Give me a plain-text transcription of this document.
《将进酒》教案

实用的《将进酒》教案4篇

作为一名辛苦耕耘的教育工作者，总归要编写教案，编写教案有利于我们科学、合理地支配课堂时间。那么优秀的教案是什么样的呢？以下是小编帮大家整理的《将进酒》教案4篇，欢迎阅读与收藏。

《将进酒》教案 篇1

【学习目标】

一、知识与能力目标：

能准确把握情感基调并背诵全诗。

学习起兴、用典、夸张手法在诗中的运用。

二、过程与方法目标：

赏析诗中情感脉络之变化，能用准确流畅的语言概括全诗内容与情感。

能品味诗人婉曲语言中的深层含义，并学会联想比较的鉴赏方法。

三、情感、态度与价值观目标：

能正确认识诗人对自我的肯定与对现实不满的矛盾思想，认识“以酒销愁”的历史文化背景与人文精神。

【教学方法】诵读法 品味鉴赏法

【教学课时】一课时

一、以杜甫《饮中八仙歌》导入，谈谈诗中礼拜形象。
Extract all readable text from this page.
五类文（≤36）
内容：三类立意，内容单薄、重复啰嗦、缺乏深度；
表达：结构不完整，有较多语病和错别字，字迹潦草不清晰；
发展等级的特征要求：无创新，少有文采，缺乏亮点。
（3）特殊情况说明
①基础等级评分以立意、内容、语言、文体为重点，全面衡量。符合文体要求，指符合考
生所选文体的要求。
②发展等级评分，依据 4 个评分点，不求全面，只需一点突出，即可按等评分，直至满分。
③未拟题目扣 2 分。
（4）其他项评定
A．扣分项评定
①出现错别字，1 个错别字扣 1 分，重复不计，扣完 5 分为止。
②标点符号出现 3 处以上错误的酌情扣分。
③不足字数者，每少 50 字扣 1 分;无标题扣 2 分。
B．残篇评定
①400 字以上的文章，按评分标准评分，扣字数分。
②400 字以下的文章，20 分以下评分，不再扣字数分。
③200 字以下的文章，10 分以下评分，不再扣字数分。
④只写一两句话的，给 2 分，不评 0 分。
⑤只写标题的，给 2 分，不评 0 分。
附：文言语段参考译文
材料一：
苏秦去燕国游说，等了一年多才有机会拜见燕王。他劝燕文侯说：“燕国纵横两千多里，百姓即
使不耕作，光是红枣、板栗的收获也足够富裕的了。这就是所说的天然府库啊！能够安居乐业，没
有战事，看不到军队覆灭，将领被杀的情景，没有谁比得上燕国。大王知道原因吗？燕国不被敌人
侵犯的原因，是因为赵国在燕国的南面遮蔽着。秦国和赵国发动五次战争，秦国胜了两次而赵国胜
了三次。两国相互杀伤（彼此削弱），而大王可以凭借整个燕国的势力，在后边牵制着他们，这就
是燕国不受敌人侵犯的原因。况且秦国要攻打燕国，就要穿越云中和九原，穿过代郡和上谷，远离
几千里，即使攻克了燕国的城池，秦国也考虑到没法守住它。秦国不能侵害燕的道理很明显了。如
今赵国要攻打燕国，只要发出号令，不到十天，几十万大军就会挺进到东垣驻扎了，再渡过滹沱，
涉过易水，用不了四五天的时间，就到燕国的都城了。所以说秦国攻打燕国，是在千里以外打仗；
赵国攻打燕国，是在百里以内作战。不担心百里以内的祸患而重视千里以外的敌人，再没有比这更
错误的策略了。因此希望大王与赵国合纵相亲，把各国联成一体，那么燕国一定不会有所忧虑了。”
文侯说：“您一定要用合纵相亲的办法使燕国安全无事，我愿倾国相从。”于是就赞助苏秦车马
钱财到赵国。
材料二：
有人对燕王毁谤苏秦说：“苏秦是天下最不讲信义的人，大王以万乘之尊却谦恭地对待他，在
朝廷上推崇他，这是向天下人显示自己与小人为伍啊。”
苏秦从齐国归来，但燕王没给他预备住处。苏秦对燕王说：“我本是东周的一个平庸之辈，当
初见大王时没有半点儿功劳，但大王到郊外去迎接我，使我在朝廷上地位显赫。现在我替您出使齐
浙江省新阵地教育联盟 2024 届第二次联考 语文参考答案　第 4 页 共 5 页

________________________________________

#### [Exercise prompt]
Repeat the records above exactly.

#### [The reply]
Give me a plain-text transcription of this document.
《将进酒》教案

实用的《将进酒》教案4篇

作为一名辛苦耕耘的教育工作者，总归要编写教案，编写教案有利于我们科学、合理地支配课堂时间。那么优秀的教案是什么样的呢？以下是小编帮大家整理的《将进酒》教案4篇，欢迎阅读与收藏。

《将进酒》教案 篇1

【学习目标】

一、知识与能力目标：

能准确把握情感基调并背诵全诗。

学习起兴、用典、夸张手法在诗中的运用。

二、过程与方法目标：

赏析诗中情感脉络之变化，能用准确流畅的语言概括全诗内容与情感。

能品味诗人婉曲语言中的深层含义，并学会联想比较的鉴赏方法。

三、情感、态度与价值观目标：

能正确认识诗人对自我的肯定与对现实不满的矛盾思想，认识“以酒销愁”的历史文化背景与人文精神。

【教学方法】诵读法 品味鉴赏法

【教学课时】一课时

一、以杜甫《饮中八仙歌》导入，谈谈诗中礼拜形象。
Extract all readable text from this page.
五类文（≤36）
内容：三类立意，内容单薄、重复啰嗦、缺乏深度；
表达：结构不完整，有较多语病和错别字，字迹潦草不清晰；
发展等级的特征要求：无创新，少有文采，缺乏亮点。
（3）特殊情况说明
①基础等级评分以立意、内容、语言、文体为重点，全面衡量。符合文体要求，指符合考
生所选文体的要求。
②发展等级评分，依据 4 个评分点，不求全面，只需一点突出，即可按等评分，直至满分。
③未拟题目扣 2 分。
（4）其他项评定
A．扣分项评定
①出现错别字，1 个错别字扣 1 分，重复不计，扣完 5 分为止。
②标点符号出现 3 处以上错误的酌情扣分。
③不足字数者，每少 50 字扣 1 分;无标题扣 2 分。
B．残篇评定
①400 字以上的文章，按评分标准评分，扣字数分。
②400 字以下的文章，20 分以下评分，不再扣字数分。
③200 字以下的文章，10 分以下评分，不再扣字数分。
④只写一两句话的，给 2 分，不评 0 分。
⑤只写标题的，给 2 分，不评 0 分。
附：文言语段参考译文
材料一：
苏秦去燕国游说，等了一年多才有机会拜见燕王。他劝燕文侯说：“燕国纵横两千多里，百姓即
使不耕作，光是红枣、板栗的收获也足够富裕的了。这就是所说的天然府库啊！能够安居乐业，没
有战事，看不到军队覆灭，将领被杀的情景，没有谁比得上燕国。大王知道原因吗？燕国不被敌人
侵犯的原因，是因为赵国在燕国的南面遮蔽着。秦国和赵国发动五次战争，秦国胜了两次而赵国胜
了三次。两国相互杀伤（彼此削弱），而大王可以凭借整个燕国的势力，在后边牵制着他们，这就
是燕国不受敌人侵犯的原因。况且秦国要攻打燕国，就要穿越云中和九原，穿过代郡和上谷，远离
几千里，即使攻克了燕国的城池，秦国也考虑到没法守住它。秦国不能侵害燕的道理很明显了。如
今赵国要攻打燕国，只要发出号令，不到十天，几十万大军就会挺进到东垣驻扎了，再渡过滹沱，
涉过易水，用不了四五天的时间，就到燕国的都城了。所以说秦国攻打燕国，是在千里以外打仗；
赵国攻打燕国，是在百里以内作战。不担心百里以内的祸患而重视千里以外的敌人，再没有比这更
错误的策略了。因此希望大王与赵国合纵相亲，把各国联成一体，那么燕国一定不会有所忧虑了。”
文侯说：“您一定要用合纵相亲的办法使燕国安全无事，我愿倾国相从。”于是就赞助苏秦车马
钱财到赵国。
材料二：
有人对燕王毁谤苏秦说：“苏秦是天下最不讲信义的人，大王以万乘之尊却谦恭地对待他，在
朝廷上推崇他，这是向天下人显示自己与小人为伍啊。”
苏秦从齐国归来，但燕王没给他预备住处。苏秦对燕王说：“我本是东周的一个平庸之辈，当
初见大王时没有半点儿功劳，但大王到郊外去迎接我，使我在朝廷上地位显赫。现在我替您出使齐
浙江省新阵地教育联盟 2024 届第二次联考 语文参考答案　第 4 页 共 5 页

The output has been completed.